● YOUR GOAL
Reproduce the items verbatim, from the first line through the line containing "Circle shape [218, 300, 225, 308]", including both of those lines.
-- Begin MATERIALS PROVIDED --
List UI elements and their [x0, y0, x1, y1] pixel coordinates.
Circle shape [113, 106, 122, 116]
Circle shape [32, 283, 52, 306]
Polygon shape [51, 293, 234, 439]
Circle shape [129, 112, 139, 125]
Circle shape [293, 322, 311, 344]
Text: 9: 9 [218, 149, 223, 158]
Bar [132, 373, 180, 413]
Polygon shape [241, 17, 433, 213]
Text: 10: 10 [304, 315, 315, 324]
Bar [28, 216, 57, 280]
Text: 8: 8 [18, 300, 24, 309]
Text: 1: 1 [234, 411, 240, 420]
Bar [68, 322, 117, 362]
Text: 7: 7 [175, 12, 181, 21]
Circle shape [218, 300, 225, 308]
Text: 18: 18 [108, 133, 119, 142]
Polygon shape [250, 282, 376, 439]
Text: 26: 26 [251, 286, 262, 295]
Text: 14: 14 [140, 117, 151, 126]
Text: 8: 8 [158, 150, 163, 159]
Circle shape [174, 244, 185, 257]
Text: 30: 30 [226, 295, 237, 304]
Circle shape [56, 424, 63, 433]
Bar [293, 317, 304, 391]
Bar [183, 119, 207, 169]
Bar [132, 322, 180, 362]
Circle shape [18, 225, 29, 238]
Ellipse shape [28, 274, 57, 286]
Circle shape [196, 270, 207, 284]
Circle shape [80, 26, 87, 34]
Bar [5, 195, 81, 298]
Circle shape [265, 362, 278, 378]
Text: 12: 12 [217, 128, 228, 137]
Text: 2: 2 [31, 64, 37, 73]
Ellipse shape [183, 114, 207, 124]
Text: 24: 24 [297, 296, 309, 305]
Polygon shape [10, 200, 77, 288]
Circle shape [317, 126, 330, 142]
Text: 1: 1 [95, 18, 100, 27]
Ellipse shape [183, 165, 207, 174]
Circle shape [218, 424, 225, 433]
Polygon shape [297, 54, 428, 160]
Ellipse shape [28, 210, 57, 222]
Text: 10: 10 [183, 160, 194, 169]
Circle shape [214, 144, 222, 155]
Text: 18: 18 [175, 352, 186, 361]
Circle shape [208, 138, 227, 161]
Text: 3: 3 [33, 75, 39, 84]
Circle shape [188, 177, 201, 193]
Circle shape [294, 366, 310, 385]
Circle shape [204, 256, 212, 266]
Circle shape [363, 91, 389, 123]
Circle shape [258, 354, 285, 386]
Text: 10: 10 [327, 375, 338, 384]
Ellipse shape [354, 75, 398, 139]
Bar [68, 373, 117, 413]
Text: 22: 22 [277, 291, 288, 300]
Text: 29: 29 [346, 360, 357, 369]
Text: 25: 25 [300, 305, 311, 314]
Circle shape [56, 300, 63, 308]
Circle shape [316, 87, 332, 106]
-- End MATERIALS PROVIDED --
● FINAL RESULT
List UI elements and their [x0, y0, x1, y1] pixel coordinates.
Circle shape [113, 106, 122, 116]
Circle shape [32, 283, 52, 306]
Polygon shape [51, 293, 234, 439]
Circle shape [129, 112, 139, 125]
Circle shape [293, 322, 311, 344]
Text: 9: 9 [218, 149, 223, 158]
Bar [132, 373, 180, 413]
Polygon shape [241, 17, 433, 213]
Text: 10: 10 [304, 315, 315, 324]
Bar [28, 216, 57, 280]
Text: 8: 8 [18, 300, 24, 309]
Text: 1: 1 [234, 411, 240, 420]
Bar [68, 322, 117, 362]
Text: 7: 7 [175, 12, 181, 21]
Circle shape [218, 300, 225, 308]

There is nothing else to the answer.